=== AIM OF THE TASK ===
Take every line where the string "this" appears and copy it.
------ PROVIDED RECORDS ------
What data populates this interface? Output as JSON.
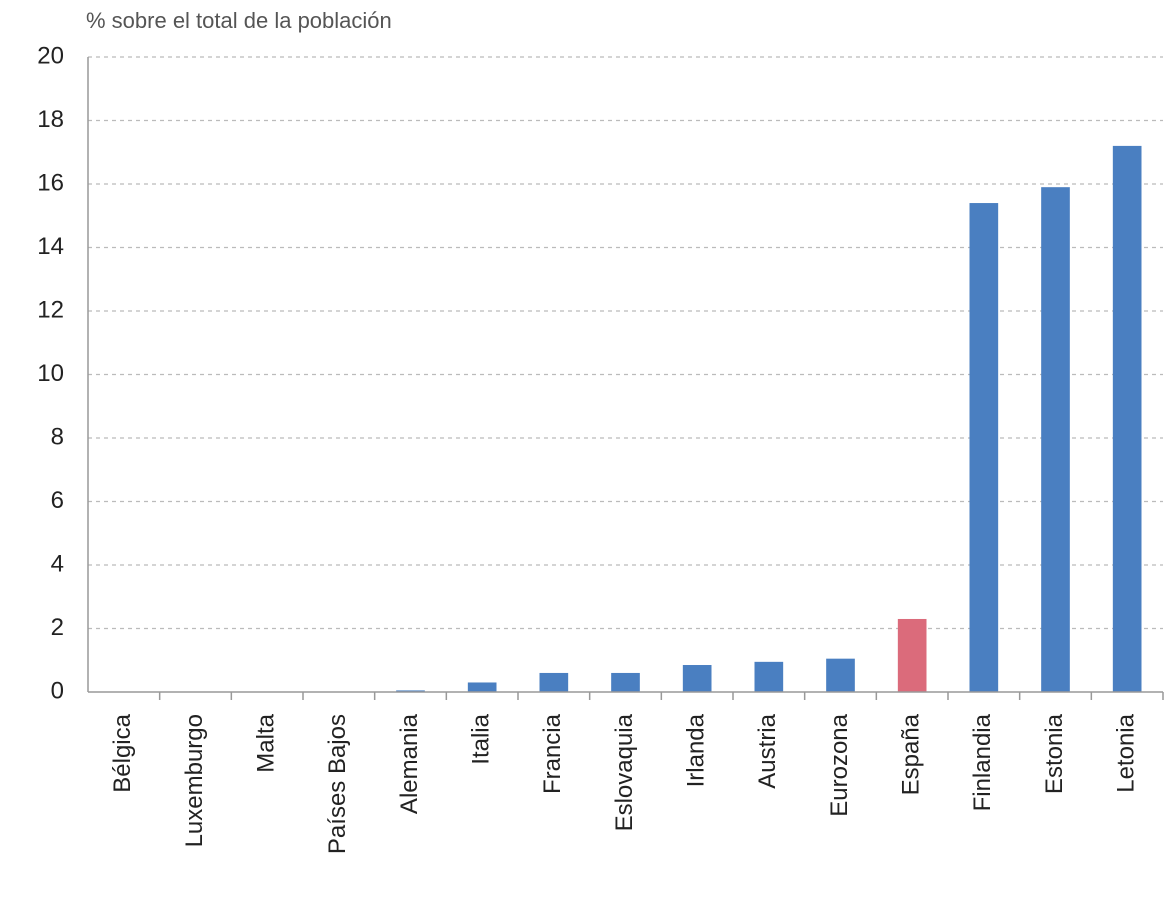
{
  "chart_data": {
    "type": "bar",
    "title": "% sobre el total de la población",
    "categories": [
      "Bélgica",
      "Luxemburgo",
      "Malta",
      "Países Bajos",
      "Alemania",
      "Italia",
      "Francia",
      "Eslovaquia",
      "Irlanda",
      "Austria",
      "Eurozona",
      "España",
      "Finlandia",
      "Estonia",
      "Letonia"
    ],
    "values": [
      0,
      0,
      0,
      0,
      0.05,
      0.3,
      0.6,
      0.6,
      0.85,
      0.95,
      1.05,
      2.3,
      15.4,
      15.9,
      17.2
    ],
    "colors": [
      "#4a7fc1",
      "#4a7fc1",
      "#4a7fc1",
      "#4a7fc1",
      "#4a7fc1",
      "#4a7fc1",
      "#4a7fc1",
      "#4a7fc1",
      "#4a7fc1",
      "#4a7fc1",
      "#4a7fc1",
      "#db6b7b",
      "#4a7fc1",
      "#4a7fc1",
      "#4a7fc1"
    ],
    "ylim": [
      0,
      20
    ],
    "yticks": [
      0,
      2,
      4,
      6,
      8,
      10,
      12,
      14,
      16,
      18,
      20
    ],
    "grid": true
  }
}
------
------ PROVIDED RECORDS ------
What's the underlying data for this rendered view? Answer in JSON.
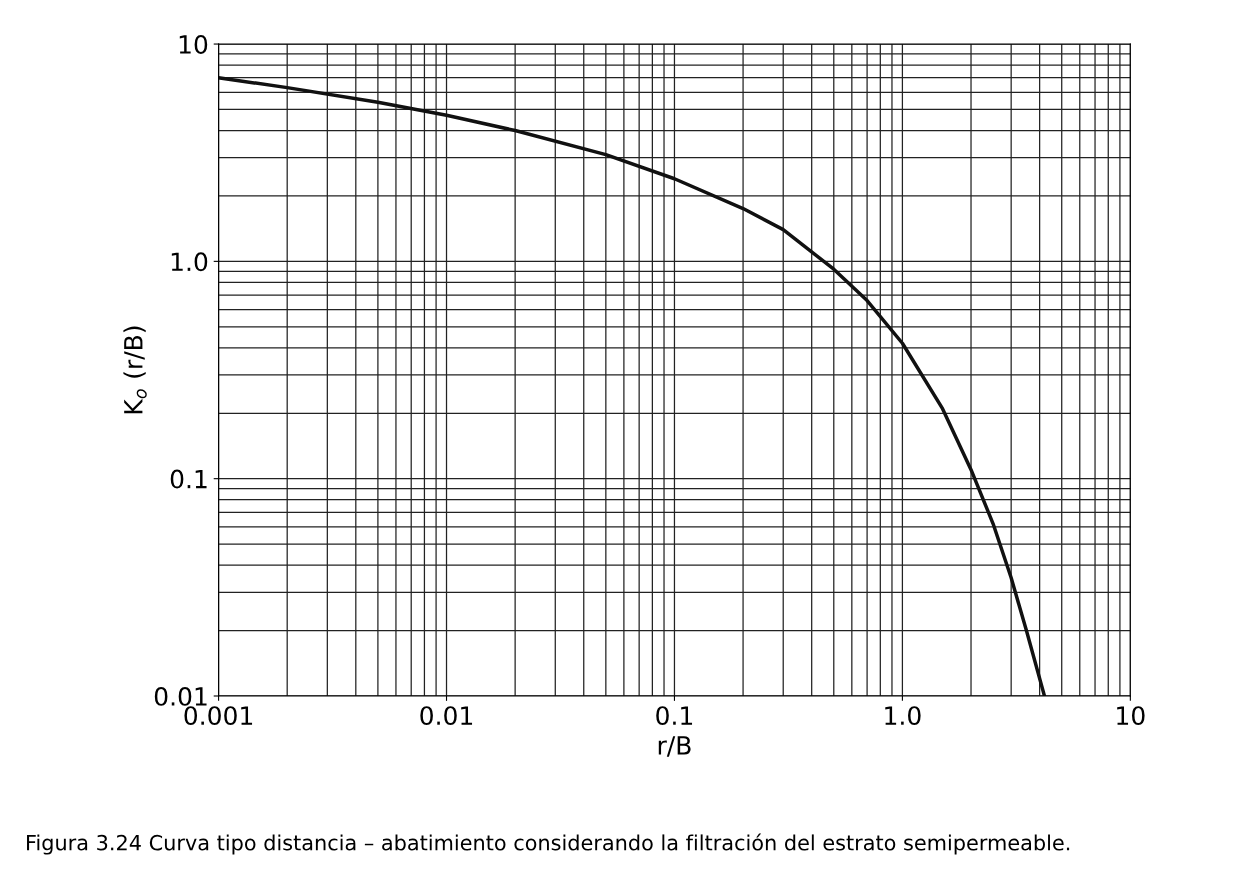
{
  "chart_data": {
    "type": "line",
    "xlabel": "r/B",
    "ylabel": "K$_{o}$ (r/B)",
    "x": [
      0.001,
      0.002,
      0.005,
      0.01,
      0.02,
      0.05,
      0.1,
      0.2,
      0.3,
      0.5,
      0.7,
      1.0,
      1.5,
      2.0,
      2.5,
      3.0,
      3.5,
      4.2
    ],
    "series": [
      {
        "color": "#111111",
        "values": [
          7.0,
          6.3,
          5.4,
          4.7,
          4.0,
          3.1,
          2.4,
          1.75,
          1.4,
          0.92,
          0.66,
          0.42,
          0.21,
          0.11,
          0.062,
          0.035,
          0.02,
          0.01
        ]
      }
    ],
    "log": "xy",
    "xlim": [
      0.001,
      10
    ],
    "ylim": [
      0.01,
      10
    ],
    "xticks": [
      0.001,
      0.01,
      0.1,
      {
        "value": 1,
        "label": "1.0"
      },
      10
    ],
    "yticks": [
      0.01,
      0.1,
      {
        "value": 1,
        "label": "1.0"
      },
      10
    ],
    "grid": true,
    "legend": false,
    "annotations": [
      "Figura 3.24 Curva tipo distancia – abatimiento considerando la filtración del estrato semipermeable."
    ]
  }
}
------
=== COMPLETED TASK ===
What data populates this interface? Output as JSON.
What's the underlying data for this rendered view? Answer in JSON.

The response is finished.